Your goal
The records below must be copied in full; omit the images.

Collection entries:
◇ ◇ ◇ ◇
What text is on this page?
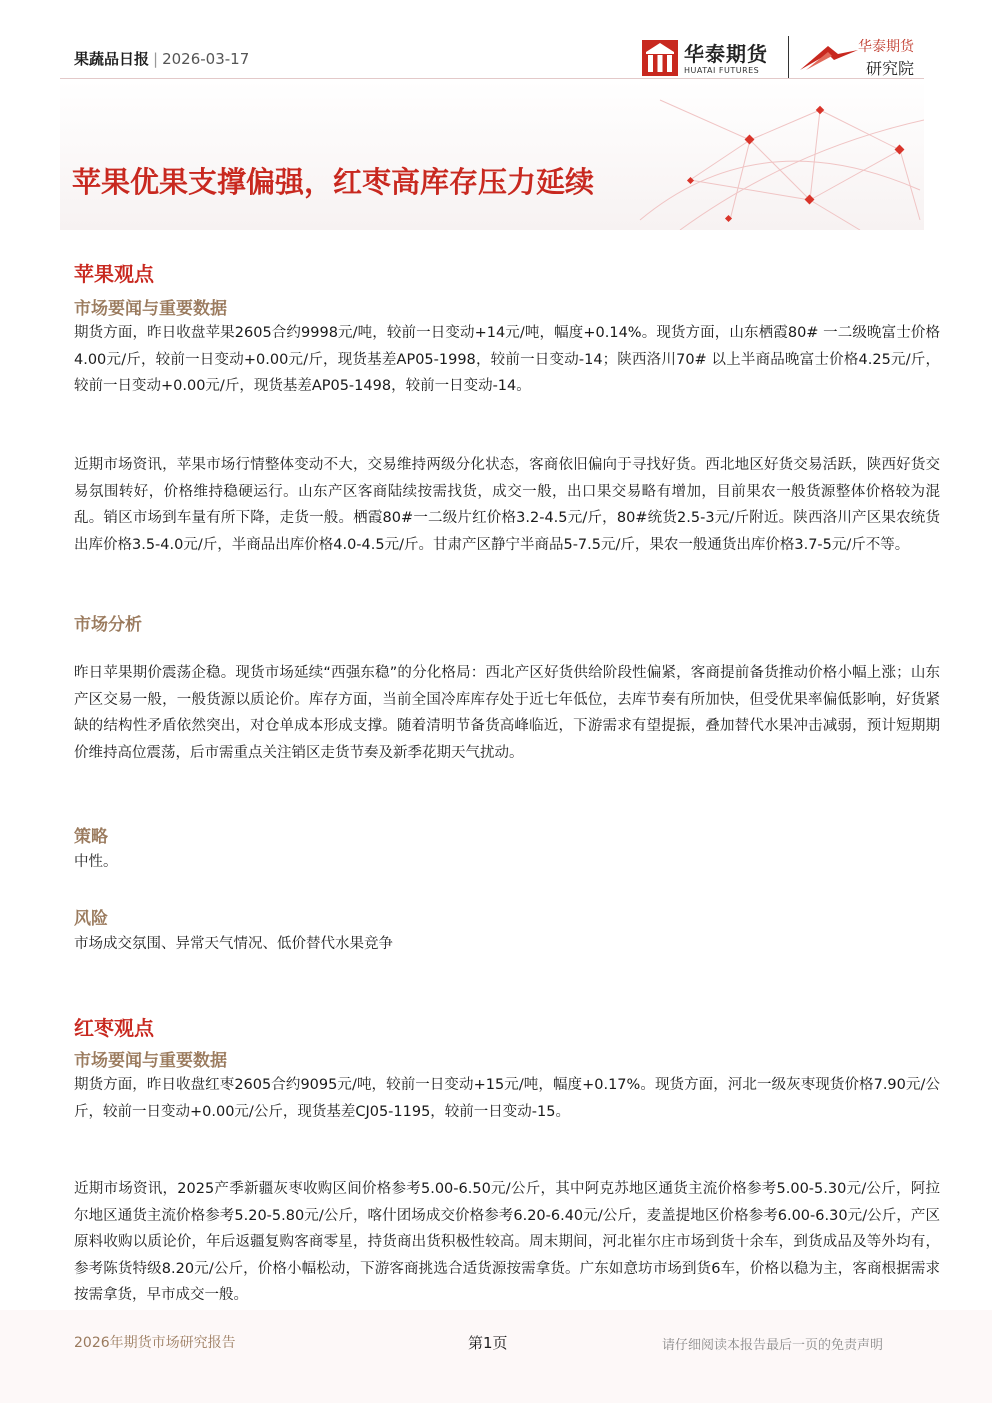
果蔬品日报 | 2026-03-17	华泰期货
HUATAI FUTURES
华泰期货
研究院
苹果优果支撑偏强，红枣高库存压力延续
苹果观点
市场要闻与重要数据

期货方面，昨日收盘苹果2605合约9998元/吨，较前一日变动+14元/吨，幅度+0.14%。现货方面，山东栖霞80# 一二级晚富士价格4.00元/斤，较前一日变动+0.00元/斤，现货基差AP05-1998，较前一日变动-14；陕西洛川70# 以上半商品晚富士价格4.25元/斤，较前一日变动+0.00元/斤，现货基差AP05-1498，较前一日变动-14。

近期市场资讯，苹果市场行情整体变动不大，交易维持两级分化状态，客商依旧偏向于寻找好货。西北地区好货交易活跃，陕西好货交易氛围转好，价格维持稳硬运行。山东产区客商陆续按需找货，成交一般，出口果交易略有增加，目前果农一般货源整体价格较为混乱。销区市场到车量有所下降，走货一般。栖霞80#一二级片红价格3.2-4.5元/斤，80#统货2.5-3元/斤附近。陕西洛川产区果农统货出库价格3.5-4.0元/斤，半商品出库价格4.0-4.5元/斤。甘肃产区静宁半商品5-7.5元/斤，果农一般通货出库价格3.7-5元/斤不等。

市场分析

昨日苹果期价震荡企稳。现货市场延续“西强东稳”的分化格局：西北产区好货供给阶段性偏紧，客商提前备货推动价格小幅上涨；山东产区交易一般，一般货源以质论价。库存方面，当前全国冷库库存处于近七年低位，去库节奏有所加快，但受优果率偏低影响，好货紧缺的结构性矛盾依然突出，对仓单成本形成支撑。随着清明节备货高峰临近，下游需求有望提振，叠加替代水果冲击减弱，预计短期期价维持高位震荡，后市需重点关注销区走货节奏及新季花期天气扰动。

策略

中性。

风险

市场成交氛围、异常天气情况、低价替代水果竞争

红枣观点
市场要闻与重要数据

期货方面，昨日收盘红枣2605合约9095元/吨，较前一日变动+15元/吨，幅度+0.17%。现货方面，河北一级灰枣现货价格7.90元/公斤，较前一日变动+0.00元/公斤，现货基差CJ05-1195，较前一日变动-15。

近期市场资讯，2025产季新疆灰枣收购区间价格参考5.00-6.50元/公斤，其中阿克苏地区通货主流价格参考5.00-5.30元/公斤，阿拉尔地区通货主流价格参考5.20-5.80元/公斤，喀什团场成交价格参考6.20-6.40元/公斤，麦盖提地区价格参考6.00-6.30元/公斤，产区原料收购以质论价，年后返疆复购客商零星，持货商出货积极性较高。周末期间，河北崔尔庄市场到货十余车，到货成品及等外均有，参考陈货特级8.20元/公斤，价格小幅松动，下游客商挑选合适货源按需拿货。广东如意坊市场到货6车，价格以稳为主，客商根据需求按需拿货，早市成交一般。

2026年期货市场研究报告	第1页	请仔细阅读本报告最后一页的免责声明
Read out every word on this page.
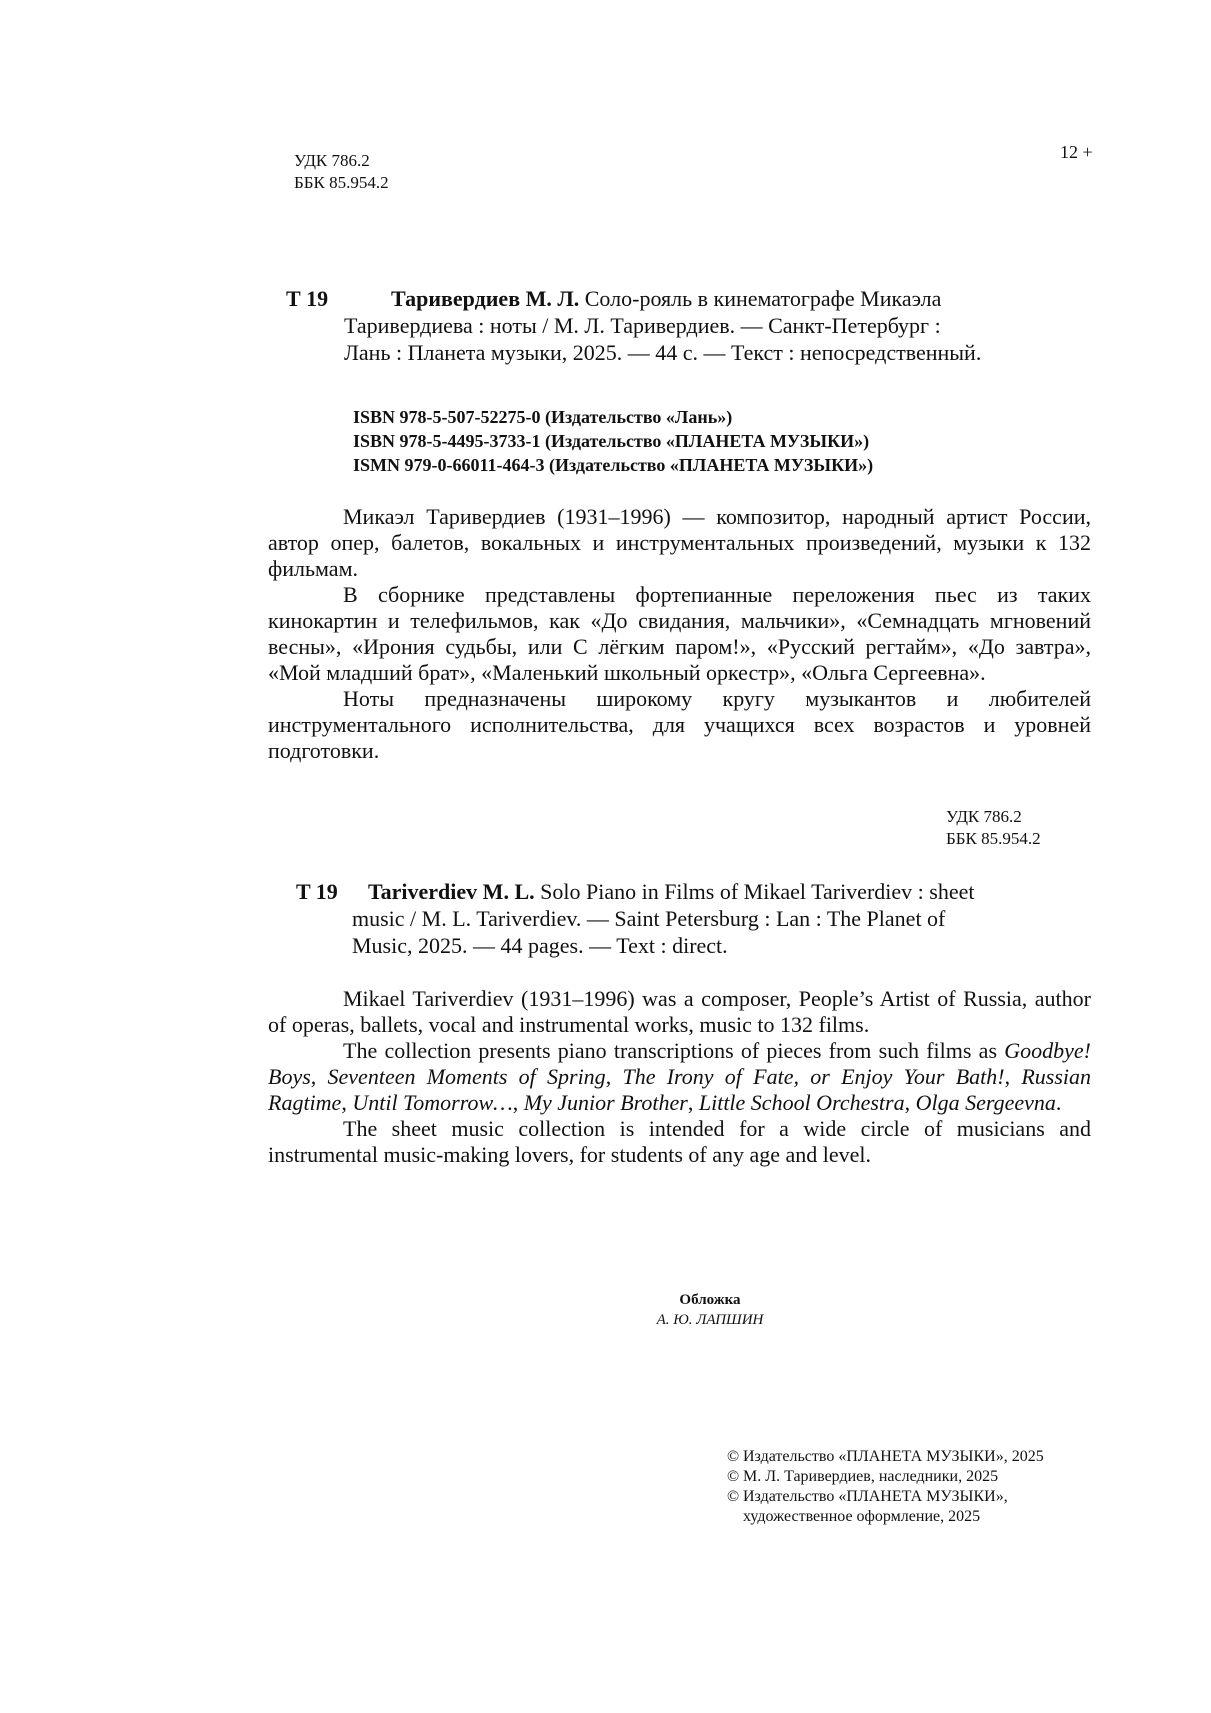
12 +
УДК 786.2
ББК 85.954.2
Т 19	Таривердиев М. Л. Соло-рояль в кинематографе Микаэла
Таривердиева : ноты / М. Л. Таривердиев. — Санкт-Петербург :
Лань : Планета музыки, 2025. — 44 с. — Текст : непосредственный.
ISBN 978-5-507-52275-0 (Издательство «Лань»)
ISBN 978-5-4495-3733-1 (Издательство «ПЛАНЕТА МУЗЫКИ»)
ISMN 979-0-66011-464-3 (Издательство «ПЛАНЕТА МУЗЫКИ»)

Микаэл Таривердиев (1931–1996) — композитор, народный артист России, автор опер, балетов, вокальных и инструментальных произведений, музыки к 132 фильмам.

В сборнике представлены фортепианные переложения пьес из таких кинокартин и телефильмов, как «До свидания, мальчики», «Семнадцать мгновений весны», «Ирония судьбы, или С лёгким паром!», «Русский регтайм», «До завтра», «Мой младший брат», «Маленький школьный оркестр», «Ольга Сергеевна».

Ноты предназначены широкому кругу музыкантов и любителей инструментального исполнительства, для учащихся всех возрастов и уровней подготовки.

УДК 786.2
ББК 85.954.2
T 19 Tariverdiev M. L. Solo Piano in Films of Mikael Tariverdiev : sheet
music / M. L. Tariverdiev. — Saint Petersburg : Lan : The Planet of
Music, 2025. — 44 pages. — Text : direct.

Mikael Tariverdiev (1931–1996) was a composer, People’s Artist of Russia, author of operas, ballets, vocal and instrumental works, music to 132 films.

The collection presents piano transcriptions of pieces from such films as Goodbye! Boys, Seventeen Moments of Spring, The Irony of Fate, or Enjoy Your Bath!, Russian Ragtime, Until Tomorrow…, My Junior Brother, Little School Orchestra, Olga Sergeevna.

The sheet music collection is intended for a wide circle of musicians and instrumental music-making lovers, for students of any age and level.

Обложка
А. Ю. ЛАПШИН
© Издательство «ПЛАНЕТА МУЗЫКИ», 2025
© М. Л. Таривердиев, наследники, 2025
© Издательство «ПЛАНЕТА МУЗЫКИ»,
художественное оформление, 2025
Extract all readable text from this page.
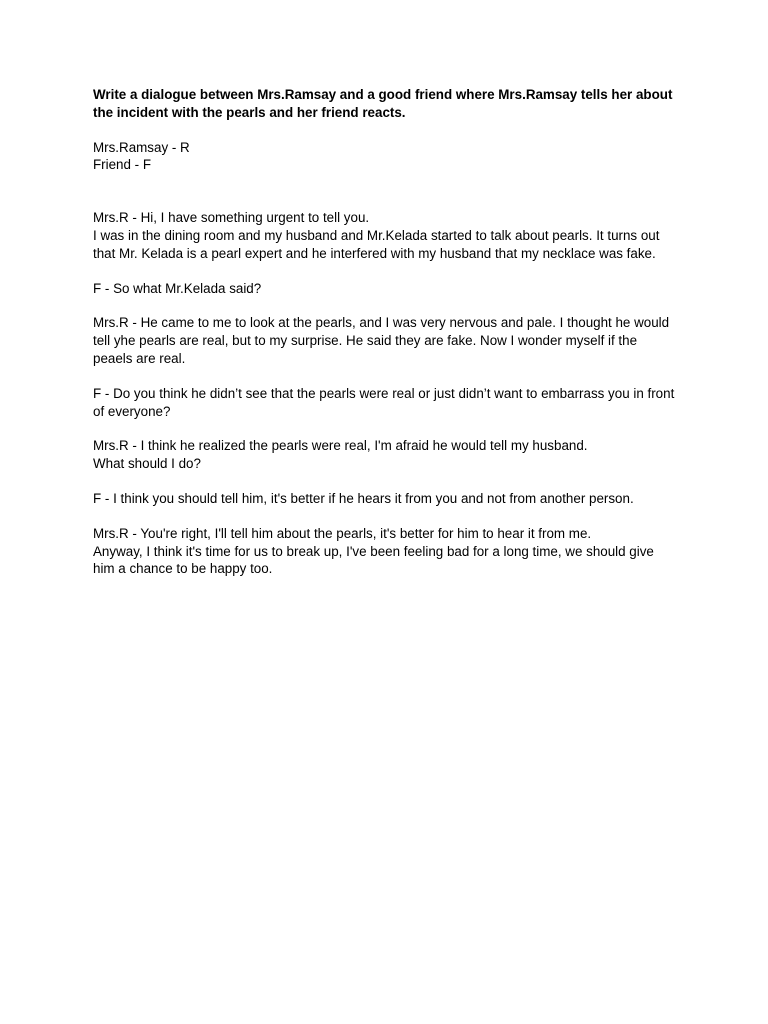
Write a dialogue between Mrs.Ramsay and a good friend where Mrs.Ramsay tells her about the incident with the pearls and her friend reacts.
Mrs.Ramsay - R
Friend - F
Mrs.R - Hi, I have something urgent to tell you.
I was in the dining room and my husband and Mr.Kelada started to talk about pearls. It turns out that Mr. Kelada is a pearl expert and he interfered with my husband that my necklace was fake.
F - So what Mr.Kelada said?
Mrs.R - He came to me to look at the pearls, and I was very nervous and pale. I thought he would tell yhe pearls are real, but to my surprise. He said they are fake. Now I wonder myself if the peaels are real.
F - Do you think he didn’t see that the pearls were real or just didn’t want to embarrass you in front of everyone?
Mrs.R - I think he realized the pearls were real, I'm afraid he would tell my husband.
What should I do?
F - I think you should tell him, it's better if he hears it from you and not from another person.
Mrs.R - You're right, I'll tell him about the pearls, it's better for him to hear it from me.
Anyway, I think it's time for us to break up, I've been feeling bad for a long time, we should give him a chance to be happy too.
◇ ◇ ◇ ◇
Result of the task
What text is on this page?
果蔬品日报 | 2026-03-17	华泰期货
HUATAI FUTURES
华泰期货
研究院
苹果优果支撑偏强，红枣高库存压力延续
苹果观点
市场要闻与重要数据

期货方面，昨日收盘苹果2605合约9998元/吨，较前一日变动+14元/吨，幅度+0.14%。现货方面，山东栖霞80# 一二级晚富士价格4.00元/斤，较前一日变动+0.00元/斤，现货基差AP05-1998，较前一日变动-14；陕西洛川70# 以上半商品晚富士价格4.25元/斤，较前一日变动+0.00元/斤，现货基差AP05-1498，较前一日变动-14。

近期市场资讯，苹果市场行情整体变动不大，交易维持两级分化状态，客商依旧偏向于寻找好货。西北地区好货交易活跃，陕西好货交易氛围转好，价格维持稳硬运行。山东产区客商陆续按需找货，成交一般，出口果交易略有增加，目前果农一般货源整体价格较为混乱。销区市场到车量有所下降，走货一般。栖霞80#一二级片红价格3.2-4.5元/斤，80#统货2.5-3元/斤附近。陕西洛川产区果农统货出库价格3.5-4.0元/斤，半商品出库价格4.0-4.5元/斤。甘肃产区静宁半商品5-7.5元/斤，果农一般通货出库价格3.7-5元/斤不等。

市场分析

昨日苹果期价震荡企稳。现货市场延续“西强东稳”的分化格局：西北产区好货供给阶段性偏紧，客商提前备货推动价格小幅上涨；山东产区交易一般，一般货源以质论价。库存方面，当前全国冷库库存处于近七年低位，去库节奏有所加快，但受优果率偏低影响，好货紧缺的结构性矛盾依然突出，对仓单成本形成支撑。随着清明节备货高峰临近，下游需求有望提振，叠加替代水果冲击减弱，预计短期期价维持高位震荡，后市需重点关注销区走货节奏及新季花期天气扰动。

策略

中性。

风险

市场成交氛围、异常天气情况、低价替代水果竞争

红枣观点
市场要闻与重要数据

期货方面，昨日收盘红枣2605合约9095元/吨，较前一日变动+15元/吨，幅度+0.17%。现货方面，河北一级灰枣现货价格7.90元/公斤，较前一日变动+0.00元/公斤，现货基差CJ05-1195，较前一日变动-15。

近期市场资讯，2025产季新疆灰枣收购区间价格参考5.00-6.50元/公斤，其中阿克苏地区通货主流价格参考5.00-5.30元/公斤，阿拉尔地区通货主流价格参考5.20-5.80元/公斤，喀什团场成交价格参考6.20-6.40元/公斤，麦盖提地区价格参考6.00-6.30元/公斤，产区原料收购以质论价，年后返疆复购客商零星，持货商出货积极性较高。周末期间，河北崔尔庄市场到货十余车，到货成品及等外均有，参考陈货特级8.20元/公斤，价格小幅松动，下游客商挑选合适货源按需拿货。广东如意坊市场到货6车，价格以稳为主，客商根据需求按需拿货，早市成交一般。

2026年期货市场研究报告	第1页	请仔细阅读本报告最后一页的免责声明
Read out every word on this page.
12 +
УДК 786.2
ББК 85.954.2
Т 19	Таривердиев М. Л. Соло-рояль в кинематографе Микаэла
Таривердиева : ноты / М. Л. Таривердиев. — Санкт-Петербург :
Лань : Планета музыки, 2025. — 44 с. — Текст : непосредственный.
ISBN 978-5-507-52275-0 (Издательство «Лань»)
ISBN 978-5-4495-3733-1 (Издательство «ПЛАНЕТА МУЗЫКИ»)
ISMN 979-0-66011-464-3 (Издательство «ПЛАНЕТА МУЗЫКИ»)

Микаэл Таривердиев (1931–1996) — композитор, народный артист России, автор опер, балетов, вокальных и инструментальных произведений, музыки к 132 фильмам.

В сборнике представлены фортепианные переложения пьес из таких кинокартин и телефильмов, как «До свидания, мальчики», «Семнадцать мгновений весны», «Ирония судьбы, или С лёгким паром!», «Русский регтайм», «До завтра», «Мой младший брат», «Маленький школьный оркестр», «Ольга Сергеевна».

Ноты предназначены широкому кругу музыкантов и любителей инструментального исполнительства, для учащихся всех возрастов и уровней подготовки.

УДК 786.2
ББК 85.954.2
T 19 Tariverdiev M. L. Solo Piano in Films of Mikael Tariverdiev : sheet
music / M. L. Tariverdiev. — Saint Petersburg : Lan : The Planet of
Music, 2025. — 44 pages. — Text : direct.

Mikael Tariverdiev (1931–1996) was a composer, People’s Artist of Russia, author of operas, ballets, vocal and instrumental works, music to 132 films.

The collection presents piano transcriptions of pieces from such films as Goodbye! Boys, Seventeen Moments of Spring, The Irony of Fate, or Enjoy Your Bath!, Russian Ragtime, Until Tomorrow…, My Junior Brother, Little School Orchestra, Olga Sergeevna.

The sheet music collection is intended for a wide circle of musicians and instrumental music-making lovers, for students of any age and level.

Обложка
А. Ю. ЛАПШИН
© Издательство «ПЛАНЕТА МУЗЫКИ», 2025
© М. Л. Таривердиев, наследники, 2025
© Издательство «ПЛАНЕТА МУЗЫКИ»,
художественное оформление, 2025
Extract all readable text from this page.
Write a dialogue between Mrs.Ramsay and a good friend where Mrs.Ramsay tells her about the incident with the pearls and her friend reacts.
Mrs.Ramsay - R
Friend - F
Mrs.R - Hi, I have something urgent to tell you.
I was in the dining room and my husband and Mr.Kelada started to talk about pearls. It turns out that Mr. Kelada is a pearl expert and he interfered with my husband that my necklace was fake.
F - So what Mr.Kelada said?
Mrs.R - He came to me to look at the pearls, and I was very nervous and pale. I thought he would tell yhe pearls are real, but to my surprise. He said they are fake. Now I wonder myself if the peaels are real.
F - Do you think he didn’t see that the pearls were real or just didn’t want to embarrass you in front of everyone?
Mrs.R - I think he realized the pearls were real, I'm afraid he would tell my husband.
What should I do?
F - I think you should tell him, it's better if he hears it from you and not from another person.
Mrs.R - You're right, I'll tell him about the pearls, it's better for him to hear it from me.
Anyway, I think it's time for us to break up, I've been feeling bad for a long time, we should give him a chance to be happy too.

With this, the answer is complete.